Tally up how many lines in the listing below contain the string "countries", and give only the total.

[BEGIN Raw records]

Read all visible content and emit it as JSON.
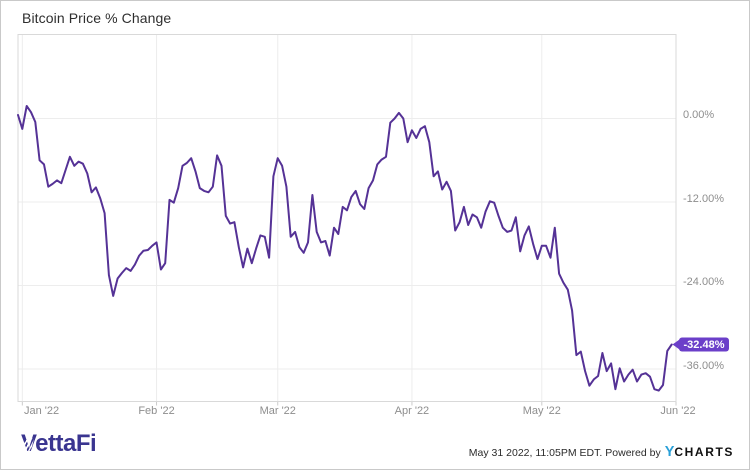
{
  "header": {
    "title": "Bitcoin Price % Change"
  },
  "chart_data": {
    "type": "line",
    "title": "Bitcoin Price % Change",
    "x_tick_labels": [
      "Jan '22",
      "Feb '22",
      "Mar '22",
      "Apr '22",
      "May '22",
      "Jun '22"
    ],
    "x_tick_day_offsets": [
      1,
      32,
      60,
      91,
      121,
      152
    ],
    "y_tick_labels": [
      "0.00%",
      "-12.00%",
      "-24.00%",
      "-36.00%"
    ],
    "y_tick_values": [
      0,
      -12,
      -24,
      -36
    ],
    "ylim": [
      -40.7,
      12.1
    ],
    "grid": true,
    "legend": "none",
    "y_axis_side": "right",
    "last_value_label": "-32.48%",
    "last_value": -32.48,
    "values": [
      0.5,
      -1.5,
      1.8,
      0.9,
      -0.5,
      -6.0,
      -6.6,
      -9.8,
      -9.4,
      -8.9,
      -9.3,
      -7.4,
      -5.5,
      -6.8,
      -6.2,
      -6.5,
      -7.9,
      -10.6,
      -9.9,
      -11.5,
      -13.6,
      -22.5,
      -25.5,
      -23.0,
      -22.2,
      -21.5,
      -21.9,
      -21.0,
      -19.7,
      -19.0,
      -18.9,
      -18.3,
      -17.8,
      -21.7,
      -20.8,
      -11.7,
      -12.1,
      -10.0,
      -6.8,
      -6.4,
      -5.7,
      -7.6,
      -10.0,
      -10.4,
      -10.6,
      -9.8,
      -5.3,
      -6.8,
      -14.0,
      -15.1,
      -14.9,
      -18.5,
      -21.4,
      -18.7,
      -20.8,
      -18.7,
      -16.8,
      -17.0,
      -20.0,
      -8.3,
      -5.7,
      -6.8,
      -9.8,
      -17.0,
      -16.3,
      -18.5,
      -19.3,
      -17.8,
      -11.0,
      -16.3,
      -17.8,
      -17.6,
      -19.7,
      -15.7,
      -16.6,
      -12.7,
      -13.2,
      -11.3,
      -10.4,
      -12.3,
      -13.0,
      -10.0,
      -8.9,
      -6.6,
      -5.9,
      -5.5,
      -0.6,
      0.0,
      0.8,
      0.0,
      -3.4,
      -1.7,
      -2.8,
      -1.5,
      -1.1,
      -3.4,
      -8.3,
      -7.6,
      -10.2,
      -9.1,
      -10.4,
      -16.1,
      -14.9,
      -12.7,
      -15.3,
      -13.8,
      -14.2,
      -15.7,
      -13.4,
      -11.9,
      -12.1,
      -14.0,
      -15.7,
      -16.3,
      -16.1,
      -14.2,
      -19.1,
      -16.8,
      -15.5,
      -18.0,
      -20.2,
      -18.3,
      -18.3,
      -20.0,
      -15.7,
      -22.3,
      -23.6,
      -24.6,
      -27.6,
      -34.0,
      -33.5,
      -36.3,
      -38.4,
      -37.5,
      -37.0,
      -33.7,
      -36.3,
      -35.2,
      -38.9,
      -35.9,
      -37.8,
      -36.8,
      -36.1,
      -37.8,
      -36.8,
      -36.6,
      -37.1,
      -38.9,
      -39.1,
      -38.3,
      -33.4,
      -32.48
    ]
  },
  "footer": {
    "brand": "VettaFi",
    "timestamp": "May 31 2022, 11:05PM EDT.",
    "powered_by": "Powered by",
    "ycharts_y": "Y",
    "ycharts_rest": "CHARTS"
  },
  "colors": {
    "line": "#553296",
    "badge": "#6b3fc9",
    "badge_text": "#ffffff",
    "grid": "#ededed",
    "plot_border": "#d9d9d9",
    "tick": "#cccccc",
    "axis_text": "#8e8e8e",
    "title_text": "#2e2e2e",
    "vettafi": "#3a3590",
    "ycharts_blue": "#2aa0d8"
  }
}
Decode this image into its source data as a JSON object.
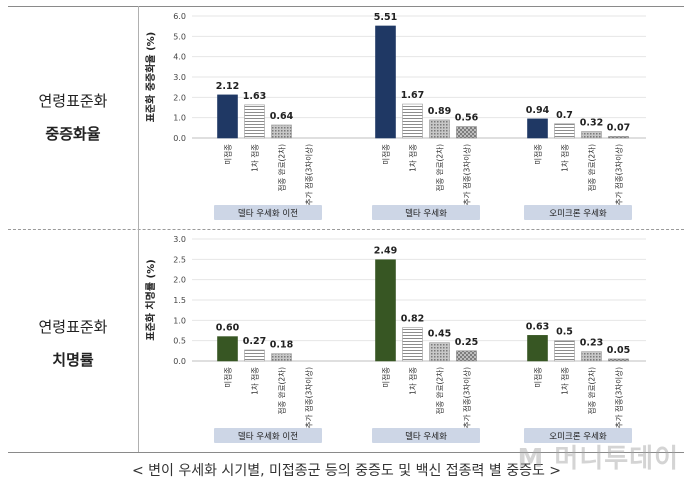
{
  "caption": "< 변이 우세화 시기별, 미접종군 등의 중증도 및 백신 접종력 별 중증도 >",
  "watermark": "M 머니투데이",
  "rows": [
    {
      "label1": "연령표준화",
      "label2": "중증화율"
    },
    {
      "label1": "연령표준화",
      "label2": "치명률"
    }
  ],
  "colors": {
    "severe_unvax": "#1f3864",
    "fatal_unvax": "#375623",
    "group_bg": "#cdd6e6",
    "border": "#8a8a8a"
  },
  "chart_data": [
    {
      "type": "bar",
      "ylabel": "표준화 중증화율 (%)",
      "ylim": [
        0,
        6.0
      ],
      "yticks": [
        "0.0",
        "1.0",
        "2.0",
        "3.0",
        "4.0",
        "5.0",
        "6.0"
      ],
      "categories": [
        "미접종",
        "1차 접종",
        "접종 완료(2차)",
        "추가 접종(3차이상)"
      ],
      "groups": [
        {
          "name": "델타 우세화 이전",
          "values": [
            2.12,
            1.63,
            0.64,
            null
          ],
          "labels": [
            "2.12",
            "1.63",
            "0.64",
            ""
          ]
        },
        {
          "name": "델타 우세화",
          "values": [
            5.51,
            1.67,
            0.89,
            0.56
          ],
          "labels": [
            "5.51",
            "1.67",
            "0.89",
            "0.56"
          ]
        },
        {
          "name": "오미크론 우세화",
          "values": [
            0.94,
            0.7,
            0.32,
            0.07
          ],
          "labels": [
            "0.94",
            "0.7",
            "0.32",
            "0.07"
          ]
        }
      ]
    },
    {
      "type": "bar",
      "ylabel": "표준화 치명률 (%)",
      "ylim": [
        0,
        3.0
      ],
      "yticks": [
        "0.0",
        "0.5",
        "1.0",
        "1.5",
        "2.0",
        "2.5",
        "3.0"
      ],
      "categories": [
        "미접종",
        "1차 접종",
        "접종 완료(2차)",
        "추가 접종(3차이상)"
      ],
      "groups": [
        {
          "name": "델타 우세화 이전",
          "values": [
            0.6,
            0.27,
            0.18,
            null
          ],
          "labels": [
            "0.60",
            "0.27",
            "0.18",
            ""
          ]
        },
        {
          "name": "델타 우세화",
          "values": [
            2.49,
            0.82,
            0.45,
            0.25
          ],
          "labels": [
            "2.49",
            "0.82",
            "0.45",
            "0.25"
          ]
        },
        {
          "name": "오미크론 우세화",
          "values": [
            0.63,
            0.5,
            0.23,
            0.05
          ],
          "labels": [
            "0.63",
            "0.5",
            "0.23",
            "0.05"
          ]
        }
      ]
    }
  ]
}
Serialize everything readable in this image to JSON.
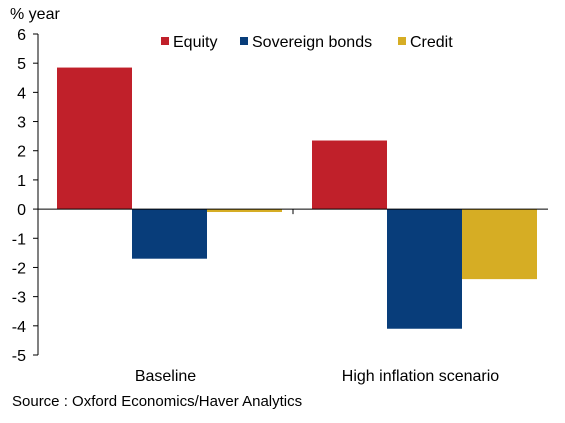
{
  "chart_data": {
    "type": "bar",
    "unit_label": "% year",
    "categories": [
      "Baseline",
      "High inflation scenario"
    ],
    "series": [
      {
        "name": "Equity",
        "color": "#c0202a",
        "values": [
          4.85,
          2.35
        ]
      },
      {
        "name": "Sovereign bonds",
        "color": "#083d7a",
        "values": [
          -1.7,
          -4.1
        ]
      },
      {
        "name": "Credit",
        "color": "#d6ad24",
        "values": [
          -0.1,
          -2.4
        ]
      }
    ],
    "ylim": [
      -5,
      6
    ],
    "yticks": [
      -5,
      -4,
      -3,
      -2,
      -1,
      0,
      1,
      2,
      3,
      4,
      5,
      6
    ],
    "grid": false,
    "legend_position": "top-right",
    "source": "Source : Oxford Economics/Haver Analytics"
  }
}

[END Raw records]
[BEGIN Raw records]

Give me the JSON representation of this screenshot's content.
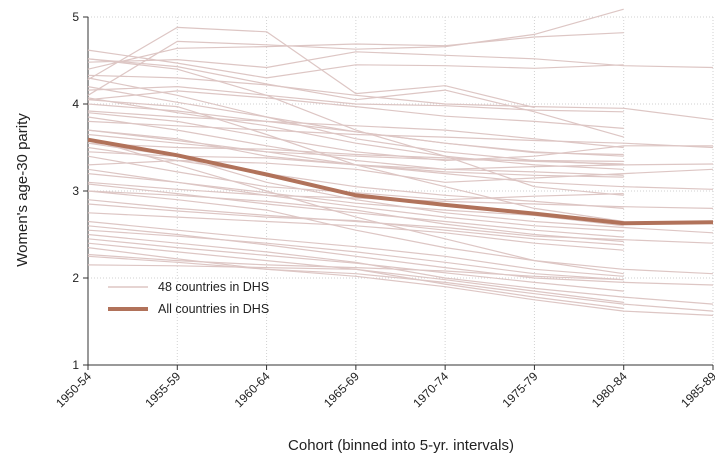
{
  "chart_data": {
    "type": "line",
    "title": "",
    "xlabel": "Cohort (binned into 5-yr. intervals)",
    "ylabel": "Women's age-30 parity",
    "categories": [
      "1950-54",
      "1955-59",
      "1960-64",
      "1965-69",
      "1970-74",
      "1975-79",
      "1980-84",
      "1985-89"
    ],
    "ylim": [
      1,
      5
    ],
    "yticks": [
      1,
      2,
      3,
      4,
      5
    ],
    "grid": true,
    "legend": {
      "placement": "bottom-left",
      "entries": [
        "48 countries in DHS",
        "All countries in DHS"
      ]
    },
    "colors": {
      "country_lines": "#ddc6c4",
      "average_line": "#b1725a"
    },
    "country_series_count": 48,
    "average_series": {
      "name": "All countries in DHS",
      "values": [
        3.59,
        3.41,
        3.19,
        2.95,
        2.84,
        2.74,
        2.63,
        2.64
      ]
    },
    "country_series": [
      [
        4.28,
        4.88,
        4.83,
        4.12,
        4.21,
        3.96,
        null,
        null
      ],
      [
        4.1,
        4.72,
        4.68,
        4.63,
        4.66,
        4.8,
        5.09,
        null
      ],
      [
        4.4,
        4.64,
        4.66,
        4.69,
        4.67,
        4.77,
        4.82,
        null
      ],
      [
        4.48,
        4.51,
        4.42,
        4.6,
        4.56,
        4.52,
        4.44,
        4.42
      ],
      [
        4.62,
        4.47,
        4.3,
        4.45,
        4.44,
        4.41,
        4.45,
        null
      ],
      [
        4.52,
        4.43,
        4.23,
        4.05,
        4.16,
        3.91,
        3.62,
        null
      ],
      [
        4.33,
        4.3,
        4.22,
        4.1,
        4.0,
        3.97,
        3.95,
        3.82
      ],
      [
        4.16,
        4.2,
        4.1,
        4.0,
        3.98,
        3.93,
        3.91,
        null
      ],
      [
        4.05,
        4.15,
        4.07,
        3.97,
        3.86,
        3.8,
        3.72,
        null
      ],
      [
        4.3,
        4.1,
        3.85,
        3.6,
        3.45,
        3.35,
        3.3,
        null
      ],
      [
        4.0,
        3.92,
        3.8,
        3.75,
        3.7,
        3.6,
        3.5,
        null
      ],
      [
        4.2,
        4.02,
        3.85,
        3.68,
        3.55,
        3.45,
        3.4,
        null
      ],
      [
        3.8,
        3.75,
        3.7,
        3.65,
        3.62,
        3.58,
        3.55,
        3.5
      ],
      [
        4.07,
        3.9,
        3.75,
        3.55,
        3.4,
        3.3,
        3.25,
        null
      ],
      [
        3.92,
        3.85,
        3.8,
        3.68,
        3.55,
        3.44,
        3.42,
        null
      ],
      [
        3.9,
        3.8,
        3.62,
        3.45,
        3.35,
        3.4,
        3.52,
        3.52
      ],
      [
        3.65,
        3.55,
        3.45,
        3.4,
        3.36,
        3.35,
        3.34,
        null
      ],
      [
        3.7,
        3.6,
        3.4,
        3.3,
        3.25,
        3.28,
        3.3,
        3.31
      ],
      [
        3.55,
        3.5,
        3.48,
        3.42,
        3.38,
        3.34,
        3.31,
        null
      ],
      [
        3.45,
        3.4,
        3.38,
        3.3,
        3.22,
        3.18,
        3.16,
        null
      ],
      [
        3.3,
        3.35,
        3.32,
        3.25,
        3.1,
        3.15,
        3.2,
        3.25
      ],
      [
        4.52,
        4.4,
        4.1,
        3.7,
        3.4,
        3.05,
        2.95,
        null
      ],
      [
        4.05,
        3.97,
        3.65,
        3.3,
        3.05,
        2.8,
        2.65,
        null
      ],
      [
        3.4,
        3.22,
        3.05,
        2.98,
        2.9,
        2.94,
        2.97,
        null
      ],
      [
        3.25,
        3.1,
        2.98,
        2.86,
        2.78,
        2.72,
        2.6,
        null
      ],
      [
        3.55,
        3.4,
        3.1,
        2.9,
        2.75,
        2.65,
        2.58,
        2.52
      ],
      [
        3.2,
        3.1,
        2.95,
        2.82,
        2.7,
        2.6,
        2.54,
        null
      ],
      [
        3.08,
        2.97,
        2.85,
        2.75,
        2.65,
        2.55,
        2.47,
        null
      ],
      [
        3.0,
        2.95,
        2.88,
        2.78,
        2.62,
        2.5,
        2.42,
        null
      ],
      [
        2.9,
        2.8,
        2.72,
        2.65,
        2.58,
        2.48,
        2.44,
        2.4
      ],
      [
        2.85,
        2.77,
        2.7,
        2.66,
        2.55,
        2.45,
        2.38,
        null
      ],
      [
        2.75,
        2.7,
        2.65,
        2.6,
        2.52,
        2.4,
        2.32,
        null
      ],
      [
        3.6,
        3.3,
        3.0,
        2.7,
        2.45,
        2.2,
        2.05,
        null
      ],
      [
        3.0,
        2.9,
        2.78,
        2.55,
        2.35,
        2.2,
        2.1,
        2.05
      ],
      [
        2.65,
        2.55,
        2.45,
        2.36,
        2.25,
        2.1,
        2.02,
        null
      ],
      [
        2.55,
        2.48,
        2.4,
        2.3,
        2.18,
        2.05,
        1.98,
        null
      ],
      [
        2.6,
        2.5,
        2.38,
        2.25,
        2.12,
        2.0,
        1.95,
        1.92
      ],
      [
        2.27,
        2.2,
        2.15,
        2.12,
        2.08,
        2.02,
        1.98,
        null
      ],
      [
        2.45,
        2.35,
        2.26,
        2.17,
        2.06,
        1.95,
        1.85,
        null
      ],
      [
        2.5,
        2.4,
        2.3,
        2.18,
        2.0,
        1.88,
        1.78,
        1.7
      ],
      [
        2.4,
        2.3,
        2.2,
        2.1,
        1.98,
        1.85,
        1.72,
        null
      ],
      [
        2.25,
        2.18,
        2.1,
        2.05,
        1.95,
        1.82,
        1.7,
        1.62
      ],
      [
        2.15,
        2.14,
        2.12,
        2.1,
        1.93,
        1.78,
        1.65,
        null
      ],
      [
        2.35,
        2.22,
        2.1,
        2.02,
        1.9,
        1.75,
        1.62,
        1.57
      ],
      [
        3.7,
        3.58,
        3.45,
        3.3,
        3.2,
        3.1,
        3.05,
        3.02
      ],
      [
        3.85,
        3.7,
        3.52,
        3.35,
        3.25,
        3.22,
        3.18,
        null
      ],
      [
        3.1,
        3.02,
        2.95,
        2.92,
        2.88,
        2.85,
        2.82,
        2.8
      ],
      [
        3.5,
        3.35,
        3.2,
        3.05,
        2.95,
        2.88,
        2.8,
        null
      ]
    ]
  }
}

[END Raw records]

_The reply_
3